• _Records from a collection of figures_
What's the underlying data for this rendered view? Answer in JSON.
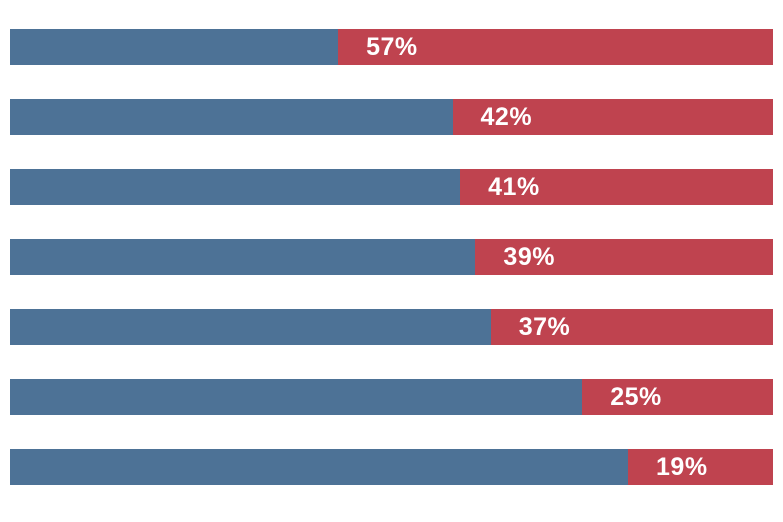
{
  "colors": {
    "background": "#ffffff",
    "blue_segment": "#4d7296",
    "red_segment": "#bf434f",
    "label_text": "#ffffff"
  },
  "chart_data": {
    "type": "bar",
    "orientation": "horizontal",
    "stacked": true,
    "title": "",
    "xlabel": "",
    "ylabel": "",
    "xlim": [
      0,
      100
    ],
    "grid": false,
    "legend": "none",
    "categories": [
      "",
      "",
      "",
      "",
      "",
      "",
      ""
    ],
    "series": [
      {
        "name": "blue-segment",
        "color": "#4d7296",
        "values": [
          43,
          58,
          59,
          61,
          63,
          75,
          81
        ]
      },
      {
        "name": "red-segment",
        "color": "#bf434f",
        "values": [
          57,
          42,
          41,
          39,
          37,
          25,
          19
        ]
      }
    ],
    "data_labels": [
      "57%",
      "42%",
      "41%",
      "39%",
      "37%",
      "25%",
      "19%"
    ],
    "data_label_position": "inside-left-of-red-segment"
  }
}
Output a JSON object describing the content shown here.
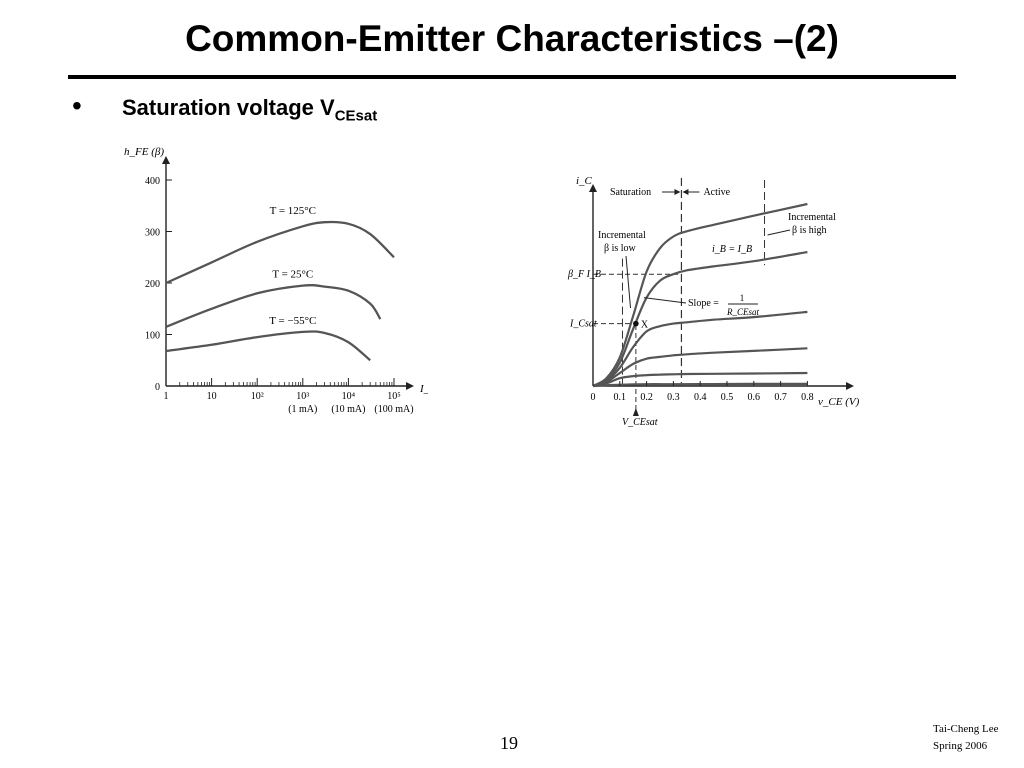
{
  "slide": {
    "title": "Common-Emitter Characteristics –(2)",
    "bullet_text": "Saturation voltage V",
    "bullet_subscript": "CEsat",
    "page_number": "19",
    "footer_author": "Tai-Cheng Lee",
    "footer_term": "Spring 2006"
  },
  "chart_data": [
    {
      "type": "line",
      "xlabel": "I_C (μA)",
      "ylabel": "h_FE (β)",
      "x_scale": "log",
      "xlim": [
        1,
        100000
      ],
      "ylim": [
        0,
        400
      ],
      "x_ticks": [
        1,
        10,
        100,
        1000,
        10000,
        100000
      ],
      "x_tick_labels": [
        "1",
        "10",
        "10²",
        "10³",
        "10⁴",
        "10⁵"
      ],
      "x_secondary_labels": [
        "(1 mA)",
        "(10 mA)",
        "(100 mA)"
      ],
      "y_ticks": [
        0,
        100,
        200,
        300,
        400
      ],
      "y_tick_labels": [
        "0",
        "100",
        "200",
        "300",
        "400"
      ],
      "series": [
        {
          "name": "T = 125°C",
          "x": [
            1,
            10,
            100,
            1000,
            3000,
            10000,
            30000,
            100000
          ],
          "y": [
            200,
            240,
            280,
            310,
            318,
            315,
            295,
            250
          ]
        },
        {
          "name": "T = 25°C",
          "x": [
            1,
            10,
            100,
            1000,
            3000,
            10000,
            30000,
            50000
          ],
          "y": [
            115,
            150,
            180,
            195,
            193,
            185,
            160,
            130
          ]
        },
        {
          "name": "T = −55°C",
          "x": [
            1,
            10,
            100,
            1000,
            3000,
            10000,
            30000
          ],
          "y": [
            68,
            80,
            95,
            105,
            103,
            85,
            50
          ]
        }
      ]
    },
    {
      "type": "line",
      "xlabel": "v_CE (V)",
      "ylabel": "i_C",
      "xlim": [
        0,
        0.9
      ],
      "x_ticks": [
        0,
        0.1,
        0.2,
        0.3,
        0.4,
        0.5,
        0.6,
        0.7,
        0.8
      ],
      "x_tick_labels": [
        "0",
        "0.1",
        "0.2",
        "0.3",
        "0.4",
        "0.5",
        "0.6",
        "0.7",
        "0.8"
      ],
      "region_labels": [
        "Saturation",
        "Active"
      ],
      "annotations": {
        "incremental_low": [
          "Incremental",
          "β is low"
        ],
        "incremental_high": [
          "Incremental",
          "β is high"
        ],
        "ib_label": "i_B = I_B",
        "bf_ib_label": "β_F I_B",
        "ic_sat_label": "I_Csat",
        "vce_sat_label": "V_CEsat",
        "slope_label": "Slope =",
        "slope_numerator": "1",
        "slope_denominator": "R_CEsat",
        "operating_point_label": "X",
        "vce_sat_value": 0.16
      },
      "series": [
        {
          "x": [
            0,
            0.05,
            0.1,
            0.15,
            0.2,
            0.25,
            0.3,
            0.35,
            0.45,
            0.6,
            0.8
          ],
          "y": [
            0,
            0.3,
            1.1,
            2.7,
            4.4,
            5.3,
            5.75,
            5.95,
            6.2,
            6.55,
            7.0
          ]
        },
        {
          "x": [
            0,
            0.05,
            0.1,
            0.15,
            0.2,
            0.25,
            0.3,
            0.35,
            0.45,
            0.6,
            0.8
          ],
          "y": [
            0,
            0.25,
            0.9,
            2.2,
            3.4,
            4.05,
            4.3,
            4.45,
            4.6,
            4.8,
            5.15
          ]
        },
        {
          "x": [
            0,
            0.05,
            0.1,
            0.15,
            0.2,
            0.25,
            0.3,
            0.35,
            0.45,
            0.6,
            0.8
          ],
          "y": [
            0,
            0.2,
            0.7,
            1.5,
            2.1,
            2.3,
            2.4,
            2.45,
            2.55,
            2.65,
            2.85
          ]
        },
        {
          "x": [
            0,
            0.05,
            0.1,
            0.15,
            0.2,
            0.25,
            0.3,
            0.35,
            0.45,
            0.6,
            0.8
          ],
          "y": [
            0,
            0.15,
            0.5,
            0.85,
            1.05,
            1.12,
            1.18,
            1.22,
            1.28,
            1.35,
            1.45
          ]
        },
        {
          "x": [
            0,
            0.05,
            0.1,
            0.15,
            0.2,
            0.25,
            0.3,
            0.35,
            0.45,
            0.6,
            0.8
          ],
          "y": [
            0,
            0.1,
            0.3,
            0.38,
            0.42,
            0.44,
            0.45,
            0.46,
            0.47,
            0.48,
            0.5
          ]
        },
        {
          "x": [
            0,
            0.05,
            0.1,
            0.15,
            0.2,
            0.3,
            0.45,
            0.6,
            0.8
          ],
          "y": [
            0,
            0.03,
            0.05,
            0.06,
            0.07,
            0.07,
            0.075,
            0.08,
            0.08
          ]
        }
      ]
    }
  ]
}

• _Objective_
Transcribe all entries above exactly. Drop the pictures.

• _Output for this exercise_
What's the underlying data for this rendered view? Answer in JSON.
{
  "colors": {
    "background": "#ffffff",
    "blue_segment": "#4d7296",
    "red_segment": "#bf434f",
    "label_text": "#ffffff"
  },
  "chart_data": {
    "type": "bar",
    "orientation": "horizontal",
    "stacked": true,
    "title": "",
    "xlabel": "",
    "ylabel": "",
    "xlim": [
      0,
      100
    ],
    "grid": false,
    "legend": "none",
    "categories": [
      "",
      "",
      "",
      "",
      "",
      "",
      ""
    ],
    "series": [
      {
        "name": "blue-segment",
        "color": "#4d7296",
        "values": [
          43,
          58,
          59,
          61,
          63,
          75,
          81
        ]
      },
      {
        "name": "red-segment",
        "color": "#bf434f",
        "values": [
          57,
          42,
          41,
          39,
          37,
          25,
          19
        ]
      }
    ],
    "data_labels": [
      "57%",
      "42%",
      "41%",
      "39%",
      "37%",
      "25%",
      "19%"
    ],
    "data_label_position": "inside-left-of-red-segment"
  }
}
Output a JSON object describing the content shown here.
{
  "slide": {
    "title": "Common-Emitter Characteristics –(2)",
    "bullet_text": "Saturation voltage V",
    "bullet_subscript": "CEsat",
    "page_number": "19",
    "footer_author": "Tai-Cheng Lee",
    "footer_term": "Spring 2006"
  },
  "chart_data": [
    {
      "type": "line",
      "xlabel": "I_C (μA)",
      "ylabel": "h_FE (β)",
      "x_scale": "log",
      "xlim": [
        1,
        100000
      ],
      "ylim": [
        0,
        400
      ],
      "x_ticks": [
        1,
        10,
        100,
        1000,
        10000,
        100000
      ],
      "x_tick_labels": [
        "1",
        "10",
        "10²",
        "10³",
        "10⁴",
        "10⁵"
      ],
      "x_secondary_labels": [
        "(1 mA)",
        "(10 mA)",
        "(100 mA)"
      ],
      "y_ticks": [
        0,
        100,
        200,
        300,
        400
      ],
      "y_tick_labels": [
        "0",
        "100",
        "200",
        "300",
        "400"
      ],
      "series": [
        {
          "name": "T = 125°C",
          "x": [
            1,
            10,
            100,
            1000,
            3000,
            10000,
            30000,
            100000
          ],
          "y": [
            200,
            240,
            280,
            310,
            318,
            315,
            295,
            250
          ]
        },
        {
          "name": "T = 25°C",
          "x": [
            1,
            10,
            100,
            1000,
            3000,
            10000,
            30000,
            50000
          ],
          "y": [
            115,
            150,
            180,
            195,
            193,
            185,
            160,
            130
          ]
        },
        {
          "name": "T = −55°C",
          "x": [
            1,
            10,
            100,
            1000,
            3000,
            10000,
            30000
          ],
          "y": [
            68,
            80,
            95,
            105,
            103,
            85,
            50
          ]
        }
      ]
    },
    {
      "type": "line",
      "xlabel": "v_CE (V)",
      "ylabel": "i_C",
      "xlim": [
        0,
        0.9
      ],
      "x_ticks": [
        0,
        0.1,
        0.2,
        0.3,
        0.4,
        0.5,
        0.6,
        0.7,
        0.8
      ],
      "x_tick_labels": [
        "0",
        "0.1",
        "0.2",
        "0.3",
        "0.4",
        "0.5",
        "0.6",
        "0.7",
        "0.8"
      ],
      "region_labels": [
        "Saturation",
        "Active"
      ],
      "annotations": {
        "incremental_low": [
          "Incremental",
          "β is low"
        ],
        "incremental_high": [
          "Incremental",
          "β is high"
        ],
        "ib_label": "i_B = I_B",
        "bf_ib_label": "β_F I_B",
        "ic_sat_label": "I_Csat",
        "vce_sat_label": "V_CEsat",
        "slope_label": "Slope =",
        "slope_numerator": "1",
        "slope_denominator": "R_CEsat",
        "operating_point_label": "X",
        "vce_sat_value": 0.16
      },
      "series": [
        {
          "x": [
            0,
            0.05,
            0.1,
            0.15,
            0.2,
            0.25,
            0.3,
            0.35,
            0.45,
            0.6,
            0.8
          ],
          "y": [
            0,
            0.3,
            1.1,
            2.7,
            4.4,
            5.3,
            5.75,
            5.95,
            6.2,
            6.55,
            7.0
          ]
        },
        {
          "x": [
            0,
            0.05,
            0.1,
            0.15,
            0.2,
            0.25,
            0.3,
            0.35,
            0.45,
            0.6,
            0.8
          ],
          "y": [
            0,
            0.25,
            0.9,
            2.2,
            3.4,
            4.05,
            4.3,
            4.45,
            4.6,
            4.8,
            5.15
          ]
        },
        {
          "x": [
            0,
            0.05,
            0.1,
            0.15,
            0.2,
            0.25,
            0.3,
            0.35,
            0.45,
            0.6,
            0.8
          ],
          "y": [
            0,
            0.2,
            0.7,
            1.5,
            2.1,
            2.3,
            2.4,
            2.45,
            2.55,
            2.65,
            2.85
          ]
        },
        {
          "x": [
            0,
            0.05,
            0.1,
            0.15,
            0.2,
            0.25,
            0.3,
            0.35,
            0.45,
            0.6,
            0.8
          ],
          "y": [
            0,
            0.15,
            0.5,
            0.85,
            1.05,
            1.12,
            1.18,
            1.22,
            1.28,
            1.35,
            1.45
          ]
        },
        {
          "x": [
            0,
            0.05,
            0.1,
            0.15,
            0.2,
            0.25,
            0.3,
            0.35,
            0.45,
            0.6,
            0.8
          ],
          "y": [
            0,
            0.1,
            0.3,
            0.38,
            0.42,
            0.44,
            0.45,
            0.46,
            0.47,
            0.48,
            0.5
          ]
        },
        {
          "x": [
            0,
            0.05,
            0.1,
            0.15,
            0.2,
            0.3,
            0.45,
            0.6,
            0.8
          ],
          "y": [
            0,
            0.03,
            0.05,
            0.06,
            0.07,
            0.07,
            0.075,
            0.08,
            0.08
          ]
        }
      ]
    }
  ]
}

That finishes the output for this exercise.